_What is needed:_ Only the lines holding the string "JSON" are needed. Copy each one.
--- Data shown ---
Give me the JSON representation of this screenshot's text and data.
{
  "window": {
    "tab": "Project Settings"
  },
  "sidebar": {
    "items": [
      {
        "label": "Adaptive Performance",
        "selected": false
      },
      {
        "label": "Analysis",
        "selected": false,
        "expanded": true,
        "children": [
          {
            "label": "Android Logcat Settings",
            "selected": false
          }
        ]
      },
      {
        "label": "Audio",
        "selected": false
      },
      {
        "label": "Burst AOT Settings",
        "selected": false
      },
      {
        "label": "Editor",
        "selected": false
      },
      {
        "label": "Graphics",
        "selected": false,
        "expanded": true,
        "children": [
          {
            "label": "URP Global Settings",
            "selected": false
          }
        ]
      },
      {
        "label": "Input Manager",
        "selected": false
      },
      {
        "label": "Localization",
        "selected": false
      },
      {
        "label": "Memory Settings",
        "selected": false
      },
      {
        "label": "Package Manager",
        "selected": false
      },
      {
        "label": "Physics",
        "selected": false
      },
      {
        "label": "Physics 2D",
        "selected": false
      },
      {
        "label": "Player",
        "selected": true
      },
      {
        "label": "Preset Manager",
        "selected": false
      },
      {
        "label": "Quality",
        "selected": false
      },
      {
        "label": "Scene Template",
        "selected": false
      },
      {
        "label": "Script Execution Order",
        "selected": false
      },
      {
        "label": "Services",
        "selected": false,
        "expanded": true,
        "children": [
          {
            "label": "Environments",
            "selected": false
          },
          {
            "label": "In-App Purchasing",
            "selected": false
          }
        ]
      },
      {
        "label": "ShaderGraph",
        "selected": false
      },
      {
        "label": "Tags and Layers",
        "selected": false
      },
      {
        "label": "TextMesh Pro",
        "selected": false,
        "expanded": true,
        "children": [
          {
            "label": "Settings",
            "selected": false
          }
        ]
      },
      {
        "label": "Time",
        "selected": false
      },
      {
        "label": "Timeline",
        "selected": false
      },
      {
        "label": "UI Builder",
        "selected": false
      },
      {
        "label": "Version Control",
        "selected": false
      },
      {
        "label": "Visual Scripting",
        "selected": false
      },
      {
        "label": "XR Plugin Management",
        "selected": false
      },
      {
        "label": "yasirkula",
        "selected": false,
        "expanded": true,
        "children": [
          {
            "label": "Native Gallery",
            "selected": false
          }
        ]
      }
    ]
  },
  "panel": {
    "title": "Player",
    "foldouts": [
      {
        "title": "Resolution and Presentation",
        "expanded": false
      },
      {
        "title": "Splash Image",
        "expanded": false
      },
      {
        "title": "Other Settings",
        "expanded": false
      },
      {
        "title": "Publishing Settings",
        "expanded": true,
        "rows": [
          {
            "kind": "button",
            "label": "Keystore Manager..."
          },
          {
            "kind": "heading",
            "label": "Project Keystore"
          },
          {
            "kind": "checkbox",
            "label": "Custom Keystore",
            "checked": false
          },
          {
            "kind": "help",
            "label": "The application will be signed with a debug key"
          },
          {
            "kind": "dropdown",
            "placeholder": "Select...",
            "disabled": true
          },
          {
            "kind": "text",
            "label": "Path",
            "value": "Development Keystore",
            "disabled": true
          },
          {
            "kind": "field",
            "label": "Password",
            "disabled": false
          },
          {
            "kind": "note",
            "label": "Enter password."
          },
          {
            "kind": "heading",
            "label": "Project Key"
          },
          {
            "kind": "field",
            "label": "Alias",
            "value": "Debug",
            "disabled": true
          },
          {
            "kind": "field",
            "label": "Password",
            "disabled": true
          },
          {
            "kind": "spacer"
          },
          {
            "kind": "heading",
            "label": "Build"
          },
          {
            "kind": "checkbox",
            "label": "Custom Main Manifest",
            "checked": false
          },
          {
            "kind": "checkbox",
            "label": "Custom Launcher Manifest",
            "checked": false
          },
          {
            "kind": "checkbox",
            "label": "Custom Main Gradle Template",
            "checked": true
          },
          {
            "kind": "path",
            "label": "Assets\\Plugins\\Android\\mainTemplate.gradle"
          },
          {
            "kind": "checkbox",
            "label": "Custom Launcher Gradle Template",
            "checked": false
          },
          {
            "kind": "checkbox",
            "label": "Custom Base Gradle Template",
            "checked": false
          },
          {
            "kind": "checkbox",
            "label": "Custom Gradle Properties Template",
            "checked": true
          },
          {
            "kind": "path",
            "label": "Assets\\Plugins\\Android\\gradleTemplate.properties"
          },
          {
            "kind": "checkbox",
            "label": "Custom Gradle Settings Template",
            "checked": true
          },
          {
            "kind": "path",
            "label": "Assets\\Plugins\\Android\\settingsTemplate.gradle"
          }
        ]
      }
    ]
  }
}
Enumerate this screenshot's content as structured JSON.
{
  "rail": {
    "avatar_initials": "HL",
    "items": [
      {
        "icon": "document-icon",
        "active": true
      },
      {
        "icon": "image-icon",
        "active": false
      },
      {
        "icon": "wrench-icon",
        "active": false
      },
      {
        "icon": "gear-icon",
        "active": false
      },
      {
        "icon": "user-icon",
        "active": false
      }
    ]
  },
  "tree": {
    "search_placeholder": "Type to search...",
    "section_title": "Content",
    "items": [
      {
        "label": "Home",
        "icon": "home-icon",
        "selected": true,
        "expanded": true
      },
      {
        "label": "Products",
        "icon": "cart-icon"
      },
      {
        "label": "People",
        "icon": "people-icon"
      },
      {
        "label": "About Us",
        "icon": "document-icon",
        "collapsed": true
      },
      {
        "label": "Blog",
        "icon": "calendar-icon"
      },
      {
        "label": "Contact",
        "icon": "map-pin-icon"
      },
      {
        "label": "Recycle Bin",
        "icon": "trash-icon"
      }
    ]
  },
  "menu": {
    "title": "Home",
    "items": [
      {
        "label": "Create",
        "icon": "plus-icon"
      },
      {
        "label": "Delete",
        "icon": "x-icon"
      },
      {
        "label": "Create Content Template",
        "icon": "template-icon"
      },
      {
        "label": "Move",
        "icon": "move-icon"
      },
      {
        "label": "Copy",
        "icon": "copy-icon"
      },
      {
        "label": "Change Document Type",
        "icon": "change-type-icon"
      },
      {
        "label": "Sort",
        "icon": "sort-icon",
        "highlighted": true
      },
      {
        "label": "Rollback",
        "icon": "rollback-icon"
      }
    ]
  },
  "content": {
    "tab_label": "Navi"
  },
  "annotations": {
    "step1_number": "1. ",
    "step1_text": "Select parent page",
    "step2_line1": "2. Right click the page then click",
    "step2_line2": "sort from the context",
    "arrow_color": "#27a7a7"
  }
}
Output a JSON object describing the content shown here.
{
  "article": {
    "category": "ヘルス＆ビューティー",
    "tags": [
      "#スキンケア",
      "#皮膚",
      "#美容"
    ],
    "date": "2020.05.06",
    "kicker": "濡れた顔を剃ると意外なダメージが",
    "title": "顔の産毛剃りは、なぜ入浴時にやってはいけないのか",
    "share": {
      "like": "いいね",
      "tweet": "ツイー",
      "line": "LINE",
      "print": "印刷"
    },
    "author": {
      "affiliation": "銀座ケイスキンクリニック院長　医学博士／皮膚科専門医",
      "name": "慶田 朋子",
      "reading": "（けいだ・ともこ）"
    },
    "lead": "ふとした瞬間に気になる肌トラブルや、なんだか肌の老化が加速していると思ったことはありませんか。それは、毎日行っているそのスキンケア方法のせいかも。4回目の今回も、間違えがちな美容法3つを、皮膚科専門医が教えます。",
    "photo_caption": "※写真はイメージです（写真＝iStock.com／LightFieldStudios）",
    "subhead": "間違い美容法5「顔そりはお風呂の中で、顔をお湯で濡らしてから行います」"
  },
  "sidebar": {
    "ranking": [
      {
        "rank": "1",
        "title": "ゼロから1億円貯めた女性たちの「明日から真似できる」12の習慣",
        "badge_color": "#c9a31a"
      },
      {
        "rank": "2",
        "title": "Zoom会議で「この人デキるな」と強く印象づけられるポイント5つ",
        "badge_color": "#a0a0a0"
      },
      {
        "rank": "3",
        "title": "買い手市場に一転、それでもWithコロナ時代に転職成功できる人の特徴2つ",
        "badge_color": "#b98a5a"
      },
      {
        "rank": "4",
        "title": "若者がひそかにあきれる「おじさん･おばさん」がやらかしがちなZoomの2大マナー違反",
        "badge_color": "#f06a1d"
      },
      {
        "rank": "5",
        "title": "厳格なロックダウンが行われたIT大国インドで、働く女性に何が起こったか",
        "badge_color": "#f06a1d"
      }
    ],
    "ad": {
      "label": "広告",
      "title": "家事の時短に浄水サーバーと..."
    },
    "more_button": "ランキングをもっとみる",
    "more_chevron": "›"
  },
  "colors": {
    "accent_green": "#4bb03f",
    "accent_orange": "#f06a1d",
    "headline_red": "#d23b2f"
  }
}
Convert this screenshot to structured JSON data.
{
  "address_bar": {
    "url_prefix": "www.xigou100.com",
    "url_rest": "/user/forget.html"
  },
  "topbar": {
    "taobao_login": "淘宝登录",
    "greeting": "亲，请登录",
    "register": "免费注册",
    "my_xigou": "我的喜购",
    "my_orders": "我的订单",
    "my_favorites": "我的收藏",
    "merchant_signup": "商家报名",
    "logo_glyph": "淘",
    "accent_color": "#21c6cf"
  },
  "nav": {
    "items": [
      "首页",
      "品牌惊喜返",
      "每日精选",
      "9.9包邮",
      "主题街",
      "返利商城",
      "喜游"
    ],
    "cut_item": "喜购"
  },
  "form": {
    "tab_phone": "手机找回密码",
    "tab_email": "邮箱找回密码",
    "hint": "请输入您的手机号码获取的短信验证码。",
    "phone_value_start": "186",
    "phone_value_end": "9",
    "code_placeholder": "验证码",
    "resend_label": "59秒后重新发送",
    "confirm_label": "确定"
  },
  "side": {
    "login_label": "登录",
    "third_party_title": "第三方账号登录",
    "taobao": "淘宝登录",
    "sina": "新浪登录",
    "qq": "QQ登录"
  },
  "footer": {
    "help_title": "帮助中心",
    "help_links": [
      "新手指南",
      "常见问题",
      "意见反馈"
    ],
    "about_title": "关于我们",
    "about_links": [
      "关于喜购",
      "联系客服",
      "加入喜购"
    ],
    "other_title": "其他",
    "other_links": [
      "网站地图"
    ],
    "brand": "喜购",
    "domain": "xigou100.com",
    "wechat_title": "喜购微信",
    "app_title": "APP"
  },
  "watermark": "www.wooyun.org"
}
---
_Exercise response:_
Give me the JSON representation of this screenshot's text and data.
Enumerate this screenshot's content as structured JSON.
Output a JSON object describing the content shown here.
Convert this screenshot to structured JSON data.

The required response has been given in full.